A block of data:
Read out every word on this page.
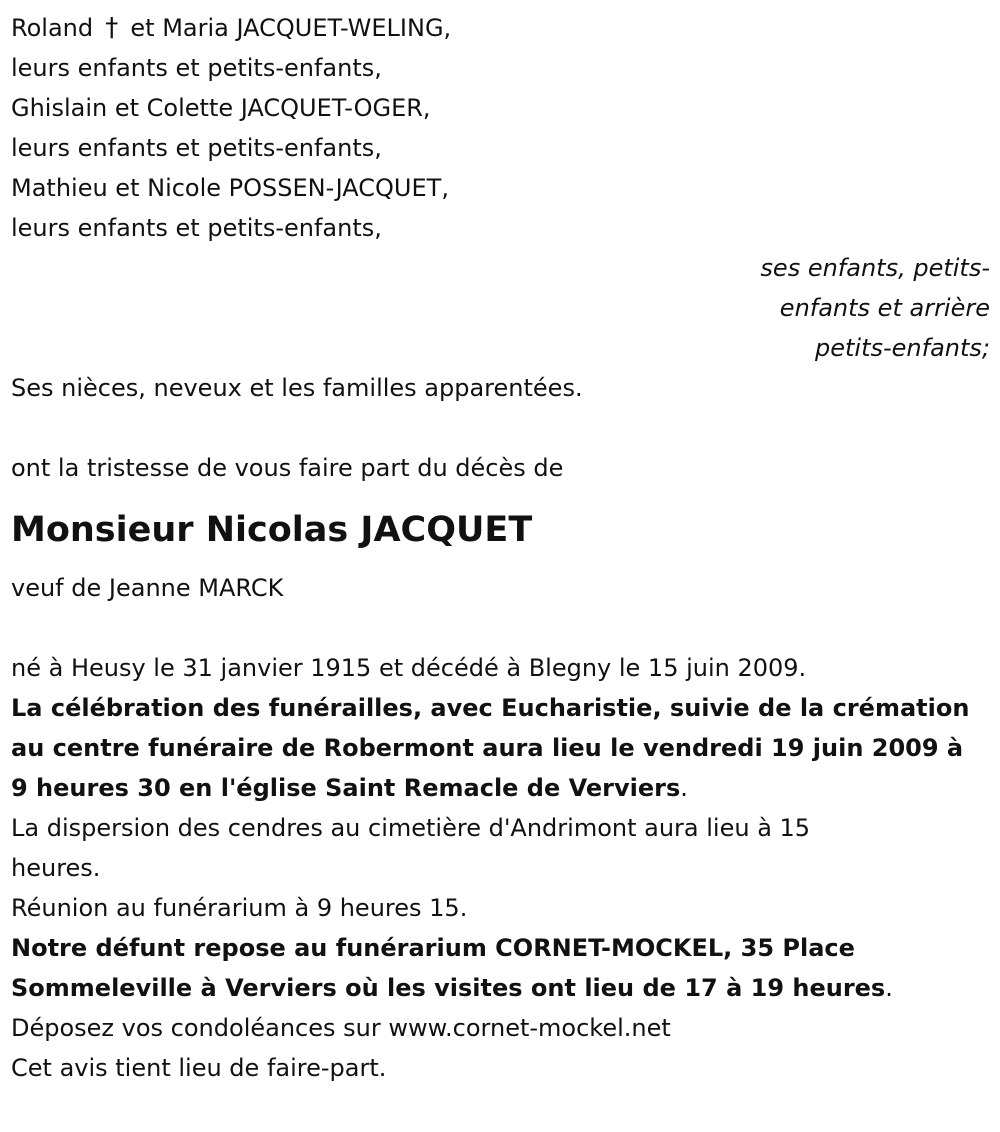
Roland † et Maria JACQUET-WELING,
leurs enfants et petits-enfants,
Ghislain et Colette JACQUET-OGER,
leurs enfants et petits-enfants,
Mathieu et Nicole POSSEN-JACQUET,
leurs enfants et petits-enfants,
ses enfants, petits-
enfants et arrière
petits-enfants;
Ses nièces, neveux et les familles apparentées.
ont la tristesse de vous faire part du décès de
Monsieur Nicolas JACQUET
veuf de Jeanne MARCK
né à Heusy le 31 janvier 1915 et décédé à Blegny le 15 juin 2009.
La célébration des funérailles, avec Eucharistie, suivie de la crémation
au centre funéraire de Robermont aura lieu le vendredi 19 juin 2009 à
9 heures 30 en l'église Saint Remacle de Verviers.
La dispersion des cendres au cimetière d'Andrimont aura lieu à 15
heures.
Réunion au funérarium à 9 heures 15.
Notre défunt repose au funérarium CORNET-MOCKEL, 35 Place
Sommeleville à Verviers où les visites ont lieu de 17 à 19 heures.
Déposez vos condoléances sur www.cornet-mockel.net
Cet avis tient lieu de faire-part.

=== Written exercise ===
Copy out the whole listing exactly, and don't carry over any pictures.

=== Response ===
Read out every word on this page.
Roland † et Maria JACQUET-WELING,
leurs enfants et petits-enfants,
Ghislain et Colette JACQUET-OGER,
leurs enfants et petits-enfants,
Mathieu et Nicole POSSEN-JACQUET,
leurs enfants et petits-enfants,
ses enfants, petits-
enfants et arrière
petits-enfants;
Ses nièces, neveux et les familles apparentées.
ont la tristesse de vous faire part du décès de
Monsieur Nicolas JACQUET
veuf de Jeanne MARCK
né à Heusy le 31 janvier 1915 et décédé à Blegny le 15 juin 2009.
La célébration des funérailles, avec Eucharistie, suivie de la crémation
au centre funéraire de Robermont aura lieu le vendredi 19 juin 2009 à
9 heures 30 en l'église Saint Remacle de Verviers.
La dispersion des cendres au cimetière d'Andrimont aura lieu à 15
heures.
Réunion au funérarium à 9 heures 15.
Notre défunt repose au funérarium CORNET-MOCKEL, 35 Place
Sommeleville à Verviers où les visites ont lieu de 17 à 19 heures.
Déposez vos condoléances sur www.cornet-mockel.net
Cet avis tient lieu de faire-part.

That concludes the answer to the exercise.